### What needs to be done
In the data that follows, count each line holding the string "落实工作责任"; answer with the number only.

* * * * * * * * *

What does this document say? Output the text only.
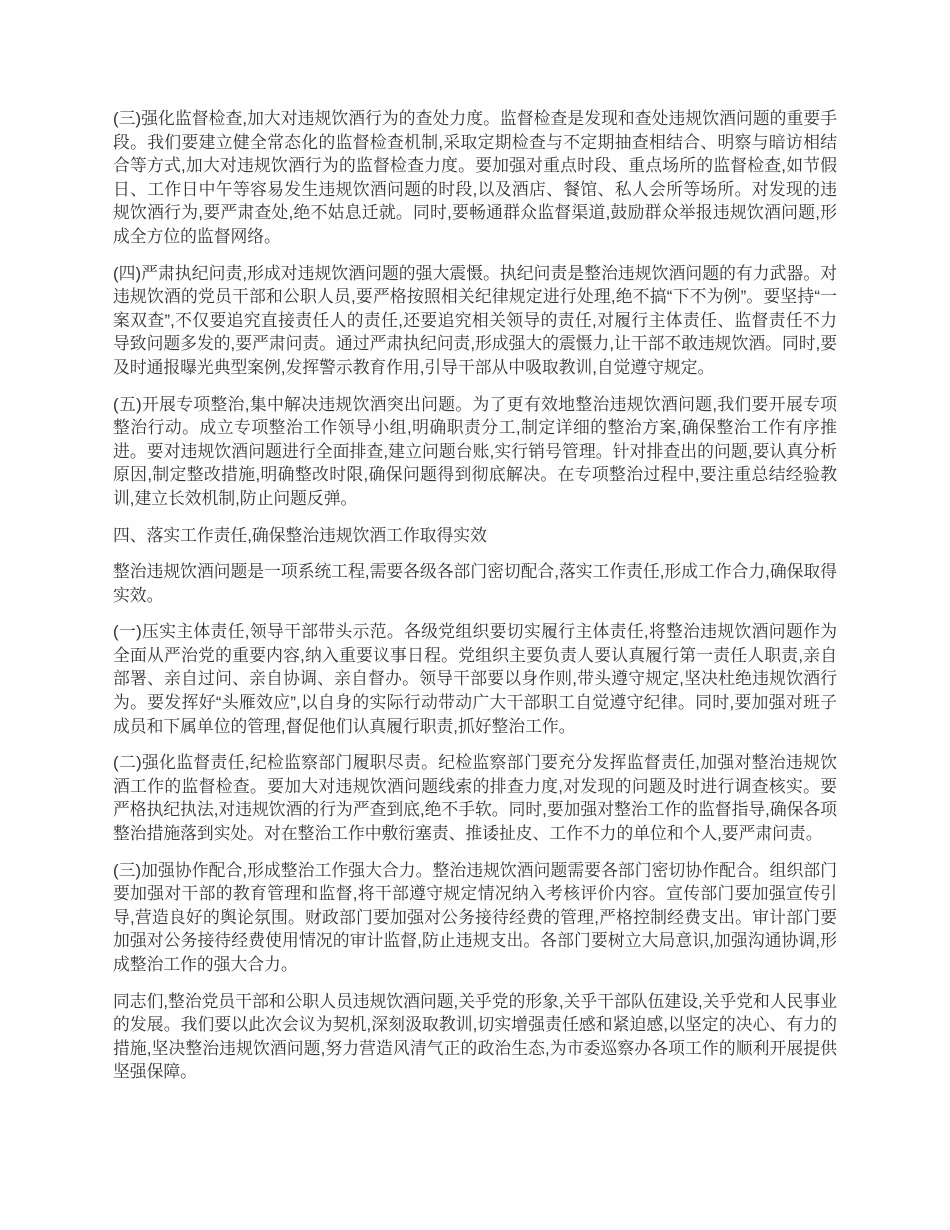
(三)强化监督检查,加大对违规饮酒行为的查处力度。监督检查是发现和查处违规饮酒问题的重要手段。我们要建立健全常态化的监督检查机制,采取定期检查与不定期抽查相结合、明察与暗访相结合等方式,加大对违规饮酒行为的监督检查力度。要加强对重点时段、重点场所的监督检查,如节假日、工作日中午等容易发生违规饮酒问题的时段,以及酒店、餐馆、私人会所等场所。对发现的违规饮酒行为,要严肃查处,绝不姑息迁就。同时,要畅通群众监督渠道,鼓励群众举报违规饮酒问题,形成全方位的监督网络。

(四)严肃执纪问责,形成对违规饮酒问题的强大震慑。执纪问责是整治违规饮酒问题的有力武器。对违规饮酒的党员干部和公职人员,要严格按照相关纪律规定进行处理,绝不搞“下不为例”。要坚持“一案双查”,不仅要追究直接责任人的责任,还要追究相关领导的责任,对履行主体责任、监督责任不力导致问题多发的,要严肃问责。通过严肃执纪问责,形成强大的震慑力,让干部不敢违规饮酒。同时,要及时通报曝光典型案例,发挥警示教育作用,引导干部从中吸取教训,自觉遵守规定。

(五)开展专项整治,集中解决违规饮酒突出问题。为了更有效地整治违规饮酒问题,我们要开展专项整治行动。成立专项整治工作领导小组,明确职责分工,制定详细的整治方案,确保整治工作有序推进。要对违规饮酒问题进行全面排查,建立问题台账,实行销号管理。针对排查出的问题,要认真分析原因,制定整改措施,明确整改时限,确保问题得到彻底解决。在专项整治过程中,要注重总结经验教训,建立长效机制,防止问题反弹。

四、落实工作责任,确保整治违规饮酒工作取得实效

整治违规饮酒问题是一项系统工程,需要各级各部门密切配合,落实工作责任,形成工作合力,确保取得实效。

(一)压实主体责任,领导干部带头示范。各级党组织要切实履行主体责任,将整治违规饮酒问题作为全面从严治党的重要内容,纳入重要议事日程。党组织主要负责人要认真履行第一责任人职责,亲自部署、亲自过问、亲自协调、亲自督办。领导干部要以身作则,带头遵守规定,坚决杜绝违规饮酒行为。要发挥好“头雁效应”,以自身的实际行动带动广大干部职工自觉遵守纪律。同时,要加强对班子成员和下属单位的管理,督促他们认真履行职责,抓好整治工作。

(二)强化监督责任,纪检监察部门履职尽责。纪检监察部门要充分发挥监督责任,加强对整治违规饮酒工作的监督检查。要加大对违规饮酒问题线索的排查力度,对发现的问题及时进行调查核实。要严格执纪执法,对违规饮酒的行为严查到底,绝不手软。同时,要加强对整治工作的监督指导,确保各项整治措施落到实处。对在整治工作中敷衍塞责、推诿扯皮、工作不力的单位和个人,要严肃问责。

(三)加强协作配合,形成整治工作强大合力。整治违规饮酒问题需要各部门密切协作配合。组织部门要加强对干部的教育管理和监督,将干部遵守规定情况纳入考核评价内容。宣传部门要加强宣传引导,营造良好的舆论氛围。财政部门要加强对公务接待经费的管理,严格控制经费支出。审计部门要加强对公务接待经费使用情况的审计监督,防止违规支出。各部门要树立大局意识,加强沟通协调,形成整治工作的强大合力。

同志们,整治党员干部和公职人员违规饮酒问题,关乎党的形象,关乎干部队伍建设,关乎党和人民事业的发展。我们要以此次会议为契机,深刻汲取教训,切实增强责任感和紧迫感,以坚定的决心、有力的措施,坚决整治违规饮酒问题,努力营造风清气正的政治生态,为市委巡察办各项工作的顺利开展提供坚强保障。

* * * * * * * * *

### Exercise answer
2